[Extract provided — start]
A Really Good Day

Home > Literature > A Really Good Day > Page 17
A Really Good Day Page 17

by Ayelet Waldman


  What we did was talk. For six hours, we talked about our feelings for each other, why we love each other, how we love each other. We talked about what we felt when we first met, how our emotional connection grew and deepened, how we might deepen it still. The best way I can describe it is that we were transported emotionally back to our relationship’s early and most exciting days, to the period of our most intense infatuation, but with all the compassion and depth of familiarity of a decade of companionship. We saw each other clearly, loved each other profoundly, and basked in this reciprocated love.*4

  The feeling lasted not for hours or for days, but for months. Actually, the truth is, it lasted forever. We’ve done the drug since, every couple of years, when we feel we need to recharge the batteries of our relationship. Though the experience has never again been quite so intense, it has been a reliable method of connection, of clearing away the detritus of the everyday to get to the heart of the matter. And the heart is love. We love each other so much, even when he is chewing almonds and I have to leave the house.

  The empathogenic effects of MDMA have caused a revival of interest in the use of the drug in recent years to combat treatment-resistant post-traumatic stress disorder. In particular, it has been a priority of MAPS, which is funding a variety of research studies to determine, it writes, “whether MDMA-assisted psychotherapy can help heal the psychological and emotional damage caused by sexual assault, war, violent crime, and other traumas.”
[Extract provided — finish]
[Provided records — start]
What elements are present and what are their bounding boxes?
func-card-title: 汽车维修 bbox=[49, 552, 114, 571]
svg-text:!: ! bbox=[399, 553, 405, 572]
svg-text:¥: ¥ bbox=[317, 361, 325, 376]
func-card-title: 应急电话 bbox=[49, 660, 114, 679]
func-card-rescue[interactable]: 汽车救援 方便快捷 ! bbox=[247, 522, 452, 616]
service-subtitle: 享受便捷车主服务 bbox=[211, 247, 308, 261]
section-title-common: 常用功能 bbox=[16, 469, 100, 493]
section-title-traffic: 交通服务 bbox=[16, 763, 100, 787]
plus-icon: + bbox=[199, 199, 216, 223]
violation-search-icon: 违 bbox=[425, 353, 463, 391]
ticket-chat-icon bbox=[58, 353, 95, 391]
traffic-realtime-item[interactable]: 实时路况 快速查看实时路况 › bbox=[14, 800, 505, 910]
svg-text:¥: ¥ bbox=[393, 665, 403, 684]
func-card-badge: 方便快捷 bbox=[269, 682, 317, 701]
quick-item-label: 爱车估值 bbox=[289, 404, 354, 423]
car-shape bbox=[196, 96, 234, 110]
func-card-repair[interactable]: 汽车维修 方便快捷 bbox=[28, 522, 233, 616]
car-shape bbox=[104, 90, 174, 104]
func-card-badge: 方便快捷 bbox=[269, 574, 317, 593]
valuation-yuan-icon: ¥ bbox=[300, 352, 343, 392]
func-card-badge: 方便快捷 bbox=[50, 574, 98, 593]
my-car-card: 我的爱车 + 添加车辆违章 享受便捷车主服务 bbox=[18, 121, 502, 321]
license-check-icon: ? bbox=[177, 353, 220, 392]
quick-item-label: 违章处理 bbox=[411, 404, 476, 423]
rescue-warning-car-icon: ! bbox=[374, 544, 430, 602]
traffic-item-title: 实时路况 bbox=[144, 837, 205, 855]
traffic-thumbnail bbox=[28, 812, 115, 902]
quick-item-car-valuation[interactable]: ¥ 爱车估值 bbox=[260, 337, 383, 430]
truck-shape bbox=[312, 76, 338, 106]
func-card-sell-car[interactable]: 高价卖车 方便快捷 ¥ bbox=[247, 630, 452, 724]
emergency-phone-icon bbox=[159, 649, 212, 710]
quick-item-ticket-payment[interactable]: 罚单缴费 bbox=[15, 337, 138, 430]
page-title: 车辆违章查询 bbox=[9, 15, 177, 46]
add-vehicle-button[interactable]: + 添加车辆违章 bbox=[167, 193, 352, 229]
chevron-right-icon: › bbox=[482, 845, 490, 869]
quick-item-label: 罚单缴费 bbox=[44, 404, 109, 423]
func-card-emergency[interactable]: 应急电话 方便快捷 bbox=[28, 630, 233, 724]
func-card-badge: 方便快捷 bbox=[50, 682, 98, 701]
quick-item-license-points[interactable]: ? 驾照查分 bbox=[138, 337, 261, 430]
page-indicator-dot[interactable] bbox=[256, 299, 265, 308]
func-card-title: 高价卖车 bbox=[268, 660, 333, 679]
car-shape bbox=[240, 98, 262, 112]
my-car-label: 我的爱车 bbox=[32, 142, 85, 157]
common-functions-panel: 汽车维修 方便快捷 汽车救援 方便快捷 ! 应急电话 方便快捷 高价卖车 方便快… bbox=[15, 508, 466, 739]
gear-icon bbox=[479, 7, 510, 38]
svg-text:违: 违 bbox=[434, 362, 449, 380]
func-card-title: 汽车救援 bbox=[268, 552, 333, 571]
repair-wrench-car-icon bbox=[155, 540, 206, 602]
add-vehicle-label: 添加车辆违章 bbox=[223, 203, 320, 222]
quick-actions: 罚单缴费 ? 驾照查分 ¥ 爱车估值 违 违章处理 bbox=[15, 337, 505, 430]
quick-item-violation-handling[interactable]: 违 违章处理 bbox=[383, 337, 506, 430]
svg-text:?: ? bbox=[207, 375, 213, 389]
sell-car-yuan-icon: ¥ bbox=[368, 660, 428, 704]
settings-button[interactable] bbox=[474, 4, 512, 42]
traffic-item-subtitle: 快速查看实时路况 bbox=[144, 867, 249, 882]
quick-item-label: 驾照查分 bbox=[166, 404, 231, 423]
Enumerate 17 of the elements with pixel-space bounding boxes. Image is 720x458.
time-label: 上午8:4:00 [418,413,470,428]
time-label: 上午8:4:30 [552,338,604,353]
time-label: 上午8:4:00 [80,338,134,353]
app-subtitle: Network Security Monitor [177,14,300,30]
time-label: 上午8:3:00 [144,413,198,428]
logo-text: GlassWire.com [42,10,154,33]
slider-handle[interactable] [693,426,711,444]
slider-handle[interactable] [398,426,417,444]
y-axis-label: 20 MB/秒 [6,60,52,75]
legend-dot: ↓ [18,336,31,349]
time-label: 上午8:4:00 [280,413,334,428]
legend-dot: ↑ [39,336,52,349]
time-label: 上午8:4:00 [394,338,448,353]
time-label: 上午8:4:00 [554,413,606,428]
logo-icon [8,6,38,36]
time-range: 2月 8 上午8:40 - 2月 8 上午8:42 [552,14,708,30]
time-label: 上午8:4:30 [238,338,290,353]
[Provided records — finish]
__Work request__: Can you restate the passage from "The feeling lasted" to "leave the house.", switching "almonds" to "walnuts"?

__Solution to the problem__:
The feeling lasted not for hours or for days, but for months. Actually, the truth is, it lasted forever. We’ve done the drug since, every couple of years, when we feel we need to recharge the batteries of our relationship. Though the experience has never again been quite so intense, it has been a reliable method of connection, of clearing away the detritus of the everyday to get to the heart of the matter. And the heart is love. We love each other so much, even when he is chewing walnuts and I have to leave the house.